#### Work to do:
How many lines in the listing below include the word "kind"? Answer with the number and nothing else.

— start Supplied data —

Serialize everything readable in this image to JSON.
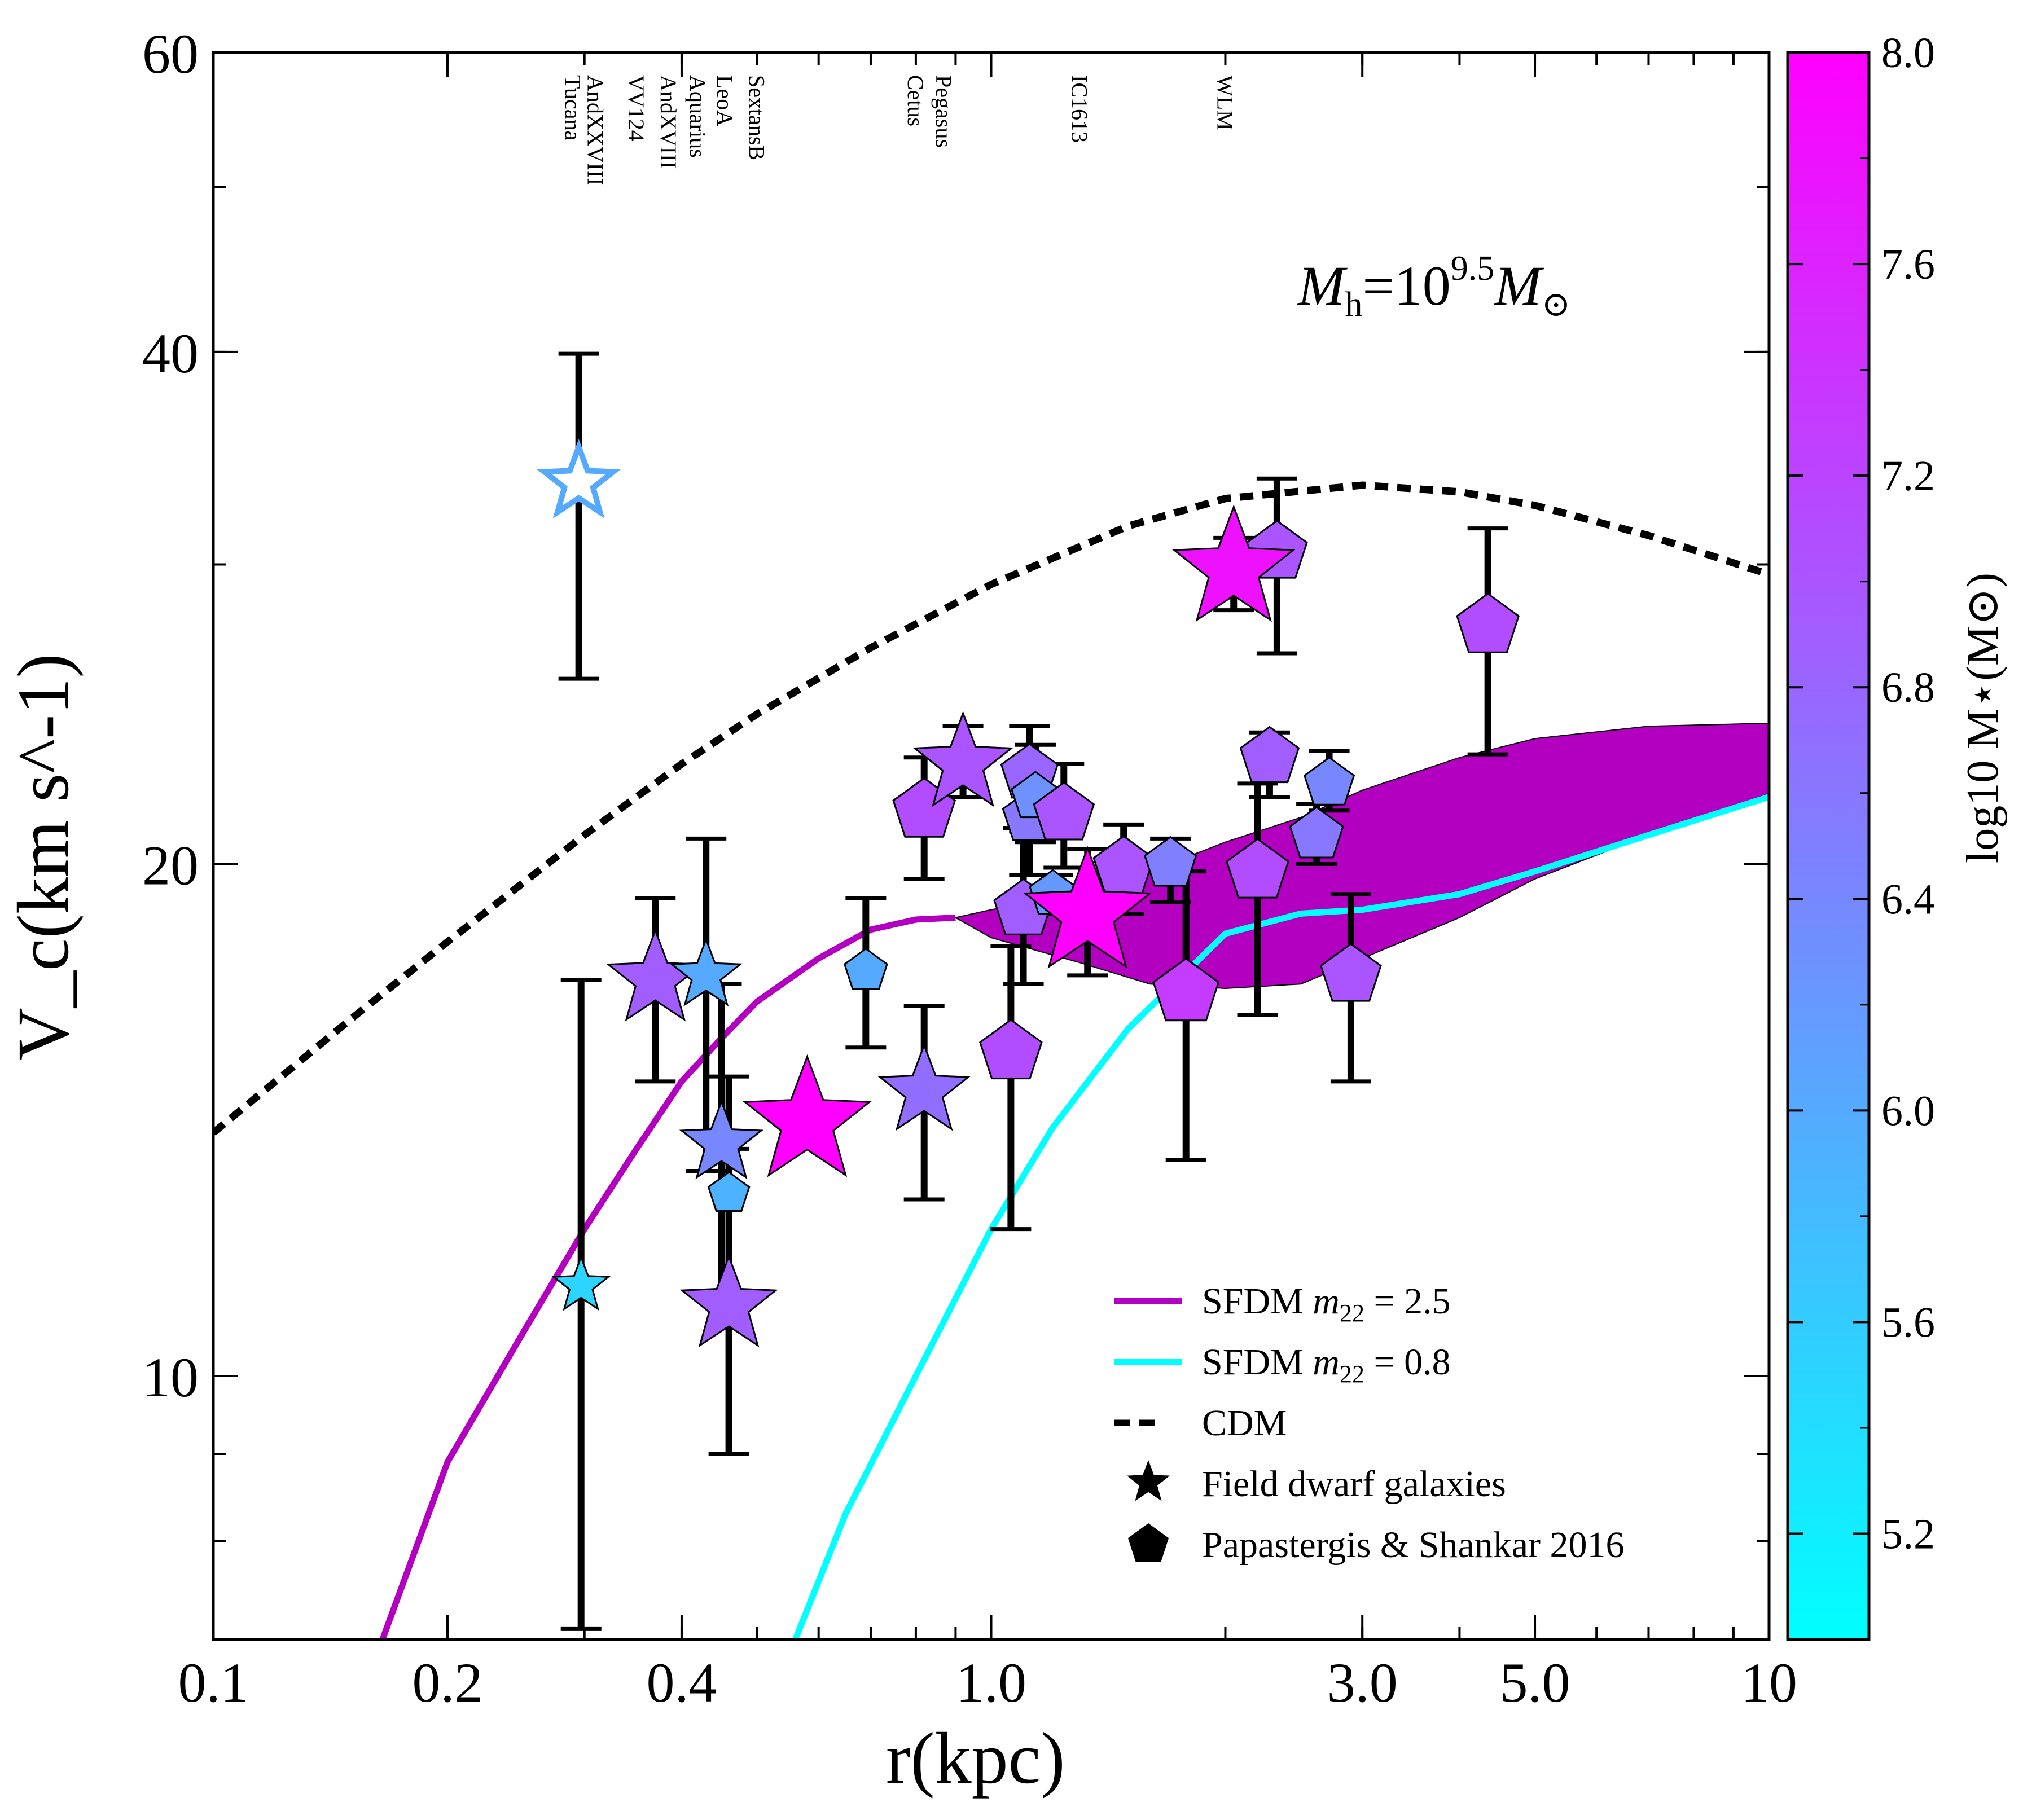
{
  "chart_data": {
    "type": "line",
    "title": "",
    "xlabel": "r(kpc)",
    "ylabel": "V_c(km s^-1)",
    "xscale": "log",
    "yscale": "log",
    "xlim": [
      0.1,
      10
    ],
    "ylim": [
      7,
      60
    ],
    "x_ticks": [
      {
        "value": 0.1,
        "label": "0.1"
      },
      {
        "value": 0.2,
        "label": "0.2"
      },
      {
        "value": 0.4,
        "label": "0.4"
      },
      {
        "value": 1.0,
        "label": "1.0"
      },
      {
        "value": 3.0,
        "label": "3.0"
      },
      {
        "value": 5.0,
        "label": "5.0"
      },
      {
        "value": 10,
        "label": "10"
      }
    ],
    "y_ticks": [
      {
        "value": 10,
        "label": "10"
      },
      {
        "value": 20,
        "label": "20"
      },
      {
        "value": 40,
        "label": "40"
      },
      {
        "value": 60,
        "label": "60"
      }
    ],
    "annotation": {
      "prefix": "M",
      "sub": "h",
      "mid": "=10",
      "sup": "9.5",
      "suffix": "M",
      "sym": "⊙"
    },
    "galaxy_labels": [
      {
        "name": "Tucana",
        "x": 0.29
      },
      {
        "name": "AndXXVIII",
        "x": 0.31
      },
      {
        "name": "VV124",
        "x": 0.35
      },
      {
        "name": "AndXVIII",
        "x": 0.385
      },
      {
        "name": "Aquarius",
        "x": 0.42
      },
      {
        "name": "LeoA",
        "x": 0.455
      },
      {
        "name": "SextansB",
        "x": 0.5
      },
      {
        "name": "Cetus",
        "x": 0.8
      },
      {
        "name": "Pegasus",
        "x": 0.87
      },
      {
        "name": "IC1613",
        "x": 1.3
      },
      {
        "name": "WLM",
        "x": 2.0
      }
    ],
    "series": [
      {
        "name": "CDM",
        "style": "dashed",
        "color": "#000000",
        "x": [
          0.1,
          0.15,
          0.2,
          0.3,
          0.4,
          0.5,
          0.7,
          1.0,
          1.5,
          2.0,
          3.0,
          4.0,
          5.0,
          7.0,
          10.0
        ],
        "y": [
          13.9,
          16.2,
          18.0,
          20.8,
          22.9,
          24.5,
          26.8,
          29.2,
          31.6,
          32.8,
          33.4,
          33.1,
          32.5,
          31.2,
          29.6
        ]
      },
      {
        "name": "SFDM m22=2.5",
        "style": "solid",
        "color": "#b300c0",
        "x": [
          0.165,
          0.2,
          0.25,
          0.3,
          0.35,
          0.4,
          0.45,
          0.5,
          0.6,
          0.7,
          0.8,
          0.9
        ],
        "y": [
          7.0,
          8.9,
          10.6,
          12.2,
          13.6,
          14.9,
          15.8,
          16.6,
          17.6,
          18.3,
          18.55,
          18.6
        ]
      },
      {
        "name": "SFDM m22=0.8",
        "style": "solid",
        "color": "#00ffff",
        "x": [
          0.56,
          0.65,
          0.8,
          1.0,
          1.2,
          1.5,
          2.0,
          2.5,
          3.0,
          4.0,
          5.0,
          7.0,
          10.0
        ],
        "y": [
          7.0,
          8.3,
          10.0,
          12.2,
          14.0,
          16.0,
          18.2,
          18.7,
          18.8,
          19.2,
          19.8,
          20.8,
          21.9
        ]
      }
    ],
    "band": {
      "name": "SFDM m22=2.5 range",
      "color": "#b300c0",
      "x": [
        0.9,
        1.0,
        1.3,
        1.6,
        2.0,
        2.5,
        3.0,
        4.0,
        5.0,
        7.0,
        10.0
      ],
      "upper": [
        18.6,
        18.8,
        19.2,
        19.8,
        20.6,
        21.3,
        22.1,
        23.1,
        23.7,
        24.1,
        24.2
      ],
      "lower": [
        18.6,
        18.1,
        17.5,
        17.0,
        16.9,
        17.0,
        17.6,
        18.6,
        19.6,
        20.8,
        21.9
      ]
    },
    "field_dwarfs": [
      {
        "x": 0.295,
        "y": 33.5,
        "err_lo": 7.8,
        "err_hi": 6.4,
        "logm": 6.0,
        "hollow": true
      },
      {
        "x": 0.297,
        "y": 11.3,
        "err_lo": 4.2,
        "err_hi": 5.8,
        "logm": 5.5
      },
      {
        "x": 0.37,
        "y": 17.1,
        "err_lo": 2.2,
        "err_hi": 2.0,
        "logm": 6.9
      },
      {
        "x": 0.43,
        "y": 17.2,
        "err_lo": 4.0,
        "err_hi": 3.5,
        "logm": 6.0
      },
      {
        "x": 0.45,
        "y": 13.7,
        "err_lo": 2.5,
        "err_hi": 3.3,
        "logm": 6.4
      },
      {
        "x": 0.46,
        "y": 11.0,
        "err_lo": 2.0,
        "err_hi": 2.6,
        "logm": 6.9
      },
      {
        "x": 0.58,
        "y": 14.1,
        "err_lo": 0,
        "err_hi": 0,
        "logm": 8.0
      },
      {
        "x": 0.82,
        "y": 14.7,
        "err_lo": 2.0,
        "err_hi": 1.8,
        "logm": 6.7
      },
      {
        "x": 0.92,
        "y": 22.9,
        "err_lo": 1.0,
        "err_hi": 1.2,
        "logm": 7.0
      },
      {
        "x": 1.33,
        "y": 18.7,
        "err_lo": 1.5,
        "err_hi": 1.7,
        "logm": 8.0
      },
      {
        "x": 2.05,
        "y": 29.8,
        "err_lo": 1.6,
        "err_hi": 1.3,
        "logm": 7.8
      }
    ],
    "papastergis_shankar_2016": [
      {
        "x": 0.46,
        "y": 12.8,
        "err_lo": 2.1,
        "err_hi": 2.2,
        "logm": 5.9
      },
      {
        "x": 0.69,
        "y": 17.3,
        "err_lo": 1.7,
        "err_hi": 1.8,
        "logm": 6.0
      },
      {
        "x": 0.82,
        "y": 21.5,
        "err_lo": 1.9,
        "err_hi": 1.6,
        "logm": 7.1
      },
      {
        "x": 1.06,
        "y": 15.5,
        "err_lo": 3.3,
        "err_hi": 2.4,
        "logm": 7.1
      },
      {
        "x": 1.1,
        "y": 18.8,
        "err_lo": 1.8,
        "err_hi": 2.2,
        "logm": 6.9
      },
      {
        "x": 1.12,
        "y": 22.6,
        "err_lo": 1.7,
        "err_hi": 1.5,
        "logm": 6.8
      },
      {
        "x": 1.12,
        "y": 21.3,
        "err_lo": 1.6,
        "err_hi": 1.3,
        "logm": 6.6
      },
      {
        "x": 1.14,
        "y": 21.9,
        "err_lo": 1.3,
        "err_hi": 1.6,
        "logm": 6.3
      },
      {
        "x": 1.2,
        "y": 19.2,
        "err_lo": 0.5,
        "err_hi": 0.5,
        "logm": 6.2
      },
      {
        "x": 1.24,
        "y": 21.4,
        "err_lo": 1.5,
        "err_hi": 1.5,
        "logm": 7.0
      },
      {
        "x": 1.48,
        "y": 19.9,
        "err_lo": 1.2,
        "err_hi": 1.2,
        "logm": 7.0
      },
      {
        "x": 1.7,
        "y": 20.0,
        "err_lo": 1.0,
        "err_hi": 0.7,
        "logm": 6.5
      },
      {
        "x": 1.78,
        "y": 16.8,
        "err_lo": 3.4,
        "err_hi": 3.0,
        "logm": 7.3
      },
      {
        "x": 2.2,
        "y": 19.8,
        "err_lo": 3.5,
        "err_hi": 2.5,
        "logm": 7.1
      },
      {
        "x": 2.28,
        "y": 23.1,
        "err_lo": 1.2,
        "err_hi": 0.8,
        "logm": 6.9
      },
      {
        "x": 2.33,
        "y": 30.5,
        "err_lo": 3.9,
        "err_hi": 3.2,
        "logm": 7.0
      },
      {
        "x": 2.62,
        "y": 20.8,
        "err_lo": 0.8,
        "err_hi": 0.9,
        "logm": 6.6
      },
      {
        "x": 2.72,
        "y": 22.3,
        "err_lo": 0.8,
        "err_hi": 1.0,
        "logm": 6.4
      },
      {
        "x": 2.9,
        "y": 17.2,
        "err_lo": 2.3,
        "err_hi": 2.0,
        "logm": 7.0
      },
      {
        "x": 4.35,
        "y": 27.6,
        "err_lo": 4.4,
        "err_hi": 3.9,
        "logm": 7.1
      }
    ],
    "legend": [
      {
        "label": "SFDM",
        "math": "m",
        "sub": "22",
        "value": "= 2.5",
        "kind": "line",
        "color": "#b300c0"
      },
      {
        "label": "SFDM",
        "math": "m",
        "sub": "22",
        "value": "= 0.8",
        "kind": "line",
        "color": "#00ffff"
      },
      {
        "label": "CDM",
        "kind": "dashed",
        "color": "#000000"
      },
      {
        "label": "Field dwarf galaxies",
        "kind": "star",
        "color": "#000000"
      },
      {
        "label": "Papastergis & Shankar 2016",
        "kind": "pentagon",
        "color": "#000000"
      }
    ],
    "legend_placement": "lower-right",
    "colorbar": {
      "label": "log10 M⋆(M⊙)",
      "min": 5.0,
      "max": 8.0,
      "colors": [
        "#00ffff",
        "#ff00ff"
      ],
      "ticks": [
        {
          "value": 5.2,
          "label": "5.2"
        },
        {
          "value": 5.6,
          "label": "5.6"
        },
        {
          "value": 6.0,
          "label": "6.0"
        },
        {
          "value": 6.4,
          "label": "6.4"
        },
        {
          "value": 6.8,
          "label": "6.8"
        },
        {
          "value": 7.2,
          "label": "7.2"
        },
        {
          "value": 7.6,
          "label": "7.6"
        },
        {
          "value": 8.0,
          "label": "8.0"
        }
      ]
    }
  }
}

— end Supplied data —

#### Solution below:
5